#### [REQUIREMENTS]
Leave the pictures out, and retype all of the material exactly as written.

#### [RECORDS SUPPLIED]

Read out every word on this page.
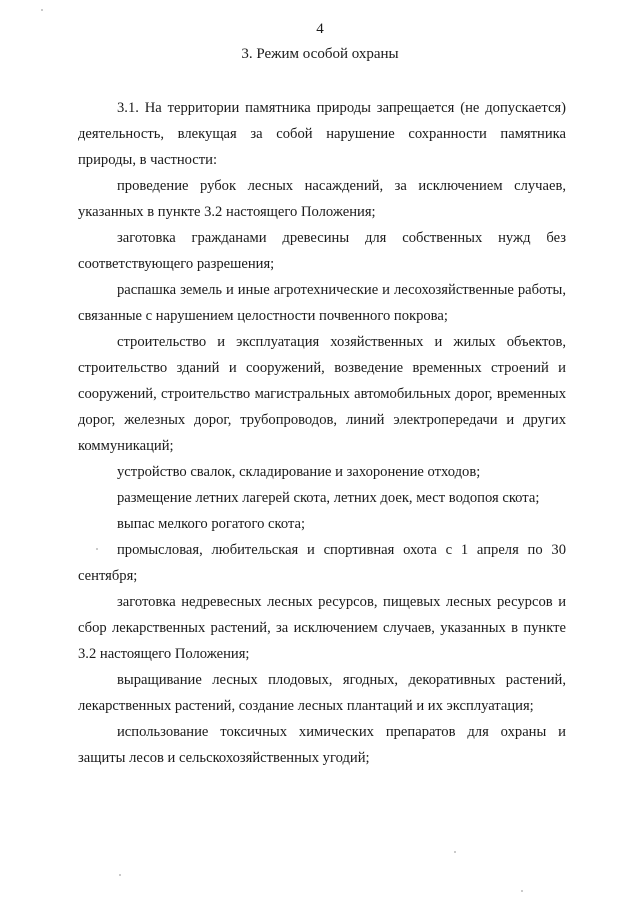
4
3. Режим особой охраны

3.1. На территории памятника природы запрещается (не допускается) деятельность, влекущая за собой нарушение сохранности памятника природы, в частности:

проведение рубок лесных насаждений, за исключением случаев, указанных в пункте 3.2 настоящего Положения;

заготовка гражданами древесины для собственных нужд без соответствующего разрешения;

распашка земель и иные агротехнические и лесохозяйственные работы, связанные с нарушением целостности почвенного покрова;

строительство и эксплуатация хозяйственных и жилых объектов, строительство зданий и сооружений, возведение временных строений и сооружений, строительство магистральных автомобильных дорог, временных дорог, железных дорог, трубопроводов, линий электропередачи и других коммуникаций;

устройство свалок, складирование и захоронение отходов;

размещение летних лагерей скота, летних доек, мест водопоя скота;

выпас мелкого рогатого скота;

промысловая, любительская и спортивная охота с 1 апреля по 30 сентября;

заготовка недревесных лесных ресурсов, пищевых лесных ресурсов и сбор лекарственных растений, за исключением случаев, указанных в пункте 3.2 настоящего Положения;

выращивание лесных плодовых, ягодных, декоративных растений, лекарственных растений, создание лесных плантаций и их эксплуатация;

использование токсичных химических препаратов для охраны и защиты лесов и сельскохозяйственных угодий;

#### [TASK SOLUTION]
Read out every word on this page.
4
3. Режим особой охраны

3.1. На территории памятника природы запрещается (не допускается) деятельность, влекущая за собой нарушение сохранности памятника природы, в частности:

проведение рубок лесных насаждений, за исключением случаев, указанных в пункте 3.2 настоящего Положения;

заготовка гражданами древесины для собственных нужд без соответствующего разрешения;

распашка земель и иные агротехнические и лесохозяйственные работы, связанные с нарушением целостности почвенного покрова;

строительство и эксплуатация хозяйственных и жилых объектов, строительство зданий и сооружений, возведение временных строений и сооружений, строительство магистральных автомобильных дорог, временных дорог, железных дорог, трубопроводов, линий электропередачи и других коммуникаций;

устройство свалок, складирование и захоронение отходов;

размещение летних лагерей скота, летних доек, мест водопоя скота;

выпас мелкого рогатого скота;

промысловая, любительская и спортивная охота с 1 апреля по 30 сентября;

заготовка недревесных лесных ресурсов, пищевых лесных ресурсов и сбор лекарственных растений, за исключением случаев, указанных в пункте 3.2 настоящего Положения;

выращивание лесных плодовых, ягодных, декоративных растений, лекарственных растений, создание лесных плантаций и их эксплуатация;

использование токсичных химических препаратов для охраны и защиты лесов и сельскохозяйственных угодий;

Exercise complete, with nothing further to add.